## THE REQUEST
Provide only the number of lines where "Antal" occurs.
=====
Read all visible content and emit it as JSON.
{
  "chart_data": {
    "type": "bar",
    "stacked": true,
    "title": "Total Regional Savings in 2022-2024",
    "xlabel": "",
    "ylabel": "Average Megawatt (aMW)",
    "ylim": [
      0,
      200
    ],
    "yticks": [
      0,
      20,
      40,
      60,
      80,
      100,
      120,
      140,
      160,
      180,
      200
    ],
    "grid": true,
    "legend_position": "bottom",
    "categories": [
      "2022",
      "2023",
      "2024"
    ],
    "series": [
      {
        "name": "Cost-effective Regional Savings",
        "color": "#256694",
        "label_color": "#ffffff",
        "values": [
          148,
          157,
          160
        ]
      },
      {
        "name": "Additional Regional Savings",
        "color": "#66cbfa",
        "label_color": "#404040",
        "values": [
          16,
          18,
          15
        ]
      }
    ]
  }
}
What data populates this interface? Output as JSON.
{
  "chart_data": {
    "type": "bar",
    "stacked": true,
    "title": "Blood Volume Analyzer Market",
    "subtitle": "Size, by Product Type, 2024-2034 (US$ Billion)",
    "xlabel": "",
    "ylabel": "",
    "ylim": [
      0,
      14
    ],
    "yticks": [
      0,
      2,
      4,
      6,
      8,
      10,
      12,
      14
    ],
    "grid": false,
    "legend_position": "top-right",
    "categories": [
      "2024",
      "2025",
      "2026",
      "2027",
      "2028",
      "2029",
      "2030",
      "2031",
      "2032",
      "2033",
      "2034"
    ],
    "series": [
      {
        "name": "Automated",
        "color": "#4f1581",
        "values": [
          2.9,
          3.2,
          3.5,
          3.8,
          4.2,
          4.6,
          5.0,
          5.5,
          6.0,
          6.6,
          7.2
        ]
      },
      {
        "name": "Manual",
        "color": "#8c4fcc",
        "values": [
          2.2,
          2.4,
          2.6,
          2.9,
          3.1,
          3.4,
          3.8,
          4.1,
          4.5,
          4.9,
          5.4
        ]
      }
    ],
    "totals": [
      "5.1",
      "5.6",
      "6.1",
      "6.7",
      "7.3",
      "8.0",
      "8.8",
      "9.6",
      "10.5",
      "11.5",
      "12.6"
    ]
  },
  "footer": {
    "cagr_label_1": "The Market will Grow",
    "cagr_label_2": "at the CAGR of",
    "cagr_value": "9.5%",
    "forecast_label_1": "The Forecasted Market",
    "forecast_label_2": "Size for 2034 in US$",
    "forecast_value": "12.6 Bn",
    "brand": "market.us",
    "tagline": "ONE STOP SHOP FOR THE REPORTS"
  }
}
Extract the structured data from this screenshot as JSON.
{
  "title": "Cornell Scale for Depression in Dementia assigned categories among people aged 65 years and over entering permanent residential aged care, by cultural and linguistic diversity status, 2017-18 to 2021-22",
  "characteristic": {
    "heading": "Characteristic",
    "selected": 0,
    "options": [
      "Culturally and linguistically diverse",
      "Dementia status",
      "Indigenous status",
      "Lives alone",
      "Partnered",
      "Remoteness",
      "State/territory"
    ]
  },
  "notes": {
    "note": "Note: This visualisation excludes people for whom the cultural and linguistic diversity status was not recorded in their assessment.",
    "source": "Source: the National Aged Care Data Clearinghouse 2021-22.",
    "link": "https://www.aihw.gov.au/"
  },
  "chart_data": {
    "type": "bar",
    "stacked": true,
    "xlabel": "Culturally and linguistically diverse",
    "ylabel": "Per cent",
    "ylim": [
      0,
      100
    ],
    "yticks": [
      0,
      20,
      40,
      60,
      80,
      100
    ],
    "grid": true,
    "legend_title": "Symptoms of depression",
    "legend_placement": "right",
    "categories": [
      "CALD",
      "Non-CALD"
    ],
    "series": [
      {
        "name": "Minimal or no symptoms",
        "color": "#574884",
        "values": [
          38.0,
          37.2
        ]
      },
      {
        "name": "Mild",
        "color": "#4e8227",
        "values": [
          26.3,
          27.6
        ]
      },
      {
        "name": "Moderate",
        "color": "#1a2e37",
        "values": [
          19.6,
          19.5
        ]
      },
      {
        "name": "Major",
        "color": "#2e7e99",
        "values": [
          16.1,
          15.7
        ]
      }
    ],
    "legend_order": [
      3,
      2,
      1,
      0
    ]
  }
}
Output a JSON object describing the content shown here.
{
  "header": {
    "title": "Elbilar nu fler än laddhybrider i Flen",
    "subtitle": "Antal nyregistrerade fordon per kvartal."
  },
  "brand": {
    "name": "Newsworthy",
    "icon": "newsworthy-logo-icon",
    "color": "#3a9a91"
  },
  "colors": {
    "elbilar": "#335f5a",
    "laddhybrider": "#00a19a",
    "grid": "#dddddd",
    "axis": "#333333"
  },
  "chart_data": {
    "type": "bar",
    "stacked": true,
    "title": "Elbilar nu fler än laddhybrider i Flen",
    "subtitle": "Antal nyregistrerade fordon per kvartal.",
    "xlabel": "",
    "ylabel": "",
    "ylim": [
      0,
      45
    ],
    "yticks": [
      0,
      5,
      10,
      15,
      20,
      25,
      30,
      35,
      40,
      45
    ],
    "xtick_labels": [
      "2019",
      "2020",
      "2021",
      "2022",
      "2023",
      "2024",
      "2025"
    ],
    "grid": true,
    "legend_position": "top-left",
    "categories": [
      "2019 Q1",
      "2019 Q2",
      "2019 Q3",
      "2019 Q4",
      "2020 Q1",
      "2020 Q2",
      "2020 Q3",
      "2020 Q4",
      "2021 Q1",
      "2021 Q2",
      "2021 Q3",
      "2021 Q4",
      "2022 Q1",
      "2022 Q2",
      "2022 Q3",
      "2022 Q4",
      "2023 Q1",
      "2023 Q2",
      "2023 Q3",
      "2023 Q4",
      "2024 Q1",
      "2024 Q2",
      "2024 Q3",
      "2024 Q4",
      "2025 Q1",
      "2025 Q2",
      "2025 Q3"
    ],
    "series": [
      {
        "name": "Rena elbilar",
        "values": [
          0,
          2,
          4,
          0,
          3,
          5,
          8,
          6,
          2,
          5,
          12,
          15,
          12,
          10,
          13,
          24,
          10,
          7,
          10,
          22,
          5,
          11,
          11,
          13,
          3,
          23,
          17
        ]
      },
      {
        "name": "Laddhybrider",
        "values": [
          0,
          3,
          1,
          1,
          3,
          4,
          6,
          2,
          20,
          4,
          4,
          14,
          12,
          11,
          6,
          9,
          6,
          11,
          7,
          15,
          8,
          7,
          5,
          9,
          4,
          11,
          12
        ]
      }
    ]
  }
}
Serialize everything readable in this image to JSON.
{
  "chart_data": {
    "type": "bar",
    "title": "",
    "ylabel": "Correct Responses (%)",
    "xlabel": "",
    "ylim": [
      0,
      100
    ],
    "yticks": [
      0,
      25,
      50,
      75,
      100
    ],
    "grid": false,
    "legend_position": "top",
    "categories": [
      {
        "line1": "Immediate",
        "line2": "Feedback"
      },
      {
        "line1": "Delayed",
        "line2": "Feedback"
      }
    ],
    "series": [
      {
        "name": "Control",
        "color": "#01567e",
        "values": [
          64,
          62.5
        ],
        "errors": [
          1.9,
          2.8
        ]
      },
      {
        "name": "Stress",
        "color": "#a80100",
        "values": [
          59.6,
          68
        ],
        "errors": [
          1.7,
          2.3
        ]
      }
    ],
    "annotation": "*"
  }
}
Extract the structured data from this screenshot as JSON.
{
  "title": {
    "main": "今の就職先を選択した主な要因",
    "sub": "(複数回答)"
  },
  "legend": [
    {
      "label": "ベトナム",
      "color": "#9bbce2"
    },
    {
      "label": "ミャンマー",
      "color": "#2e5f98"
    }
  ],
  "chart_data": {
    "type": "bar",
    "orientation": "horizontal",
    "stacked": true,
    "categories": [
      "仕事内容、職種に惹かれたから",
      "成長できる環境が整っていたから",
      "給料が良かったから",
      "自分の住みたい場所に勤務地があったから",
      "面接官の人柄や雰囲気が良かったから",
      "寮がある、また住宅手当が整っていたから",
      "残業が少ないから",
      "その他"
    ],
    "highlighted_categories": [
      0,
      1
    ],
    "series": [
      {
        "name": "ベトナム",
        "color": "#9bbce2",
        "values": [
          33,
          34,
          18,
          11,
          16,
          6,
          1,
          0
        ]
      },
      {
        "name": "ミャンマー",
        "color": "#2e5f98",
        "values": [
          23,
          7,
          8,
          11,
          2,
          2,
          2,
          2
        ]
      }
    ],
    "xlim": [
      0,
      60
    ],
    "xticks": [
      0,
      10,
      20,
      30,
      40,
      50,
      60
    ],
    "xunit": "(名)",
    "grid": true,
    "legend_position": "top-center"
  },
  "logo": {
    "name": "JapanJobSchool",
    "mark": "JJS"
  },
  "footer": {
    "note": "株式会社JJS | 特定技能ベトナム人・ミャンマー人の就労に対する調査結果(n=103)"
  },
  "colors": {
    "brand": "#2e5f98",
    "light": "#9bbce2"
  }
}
=====
## ANSWER FOR THIS EXERCISE
2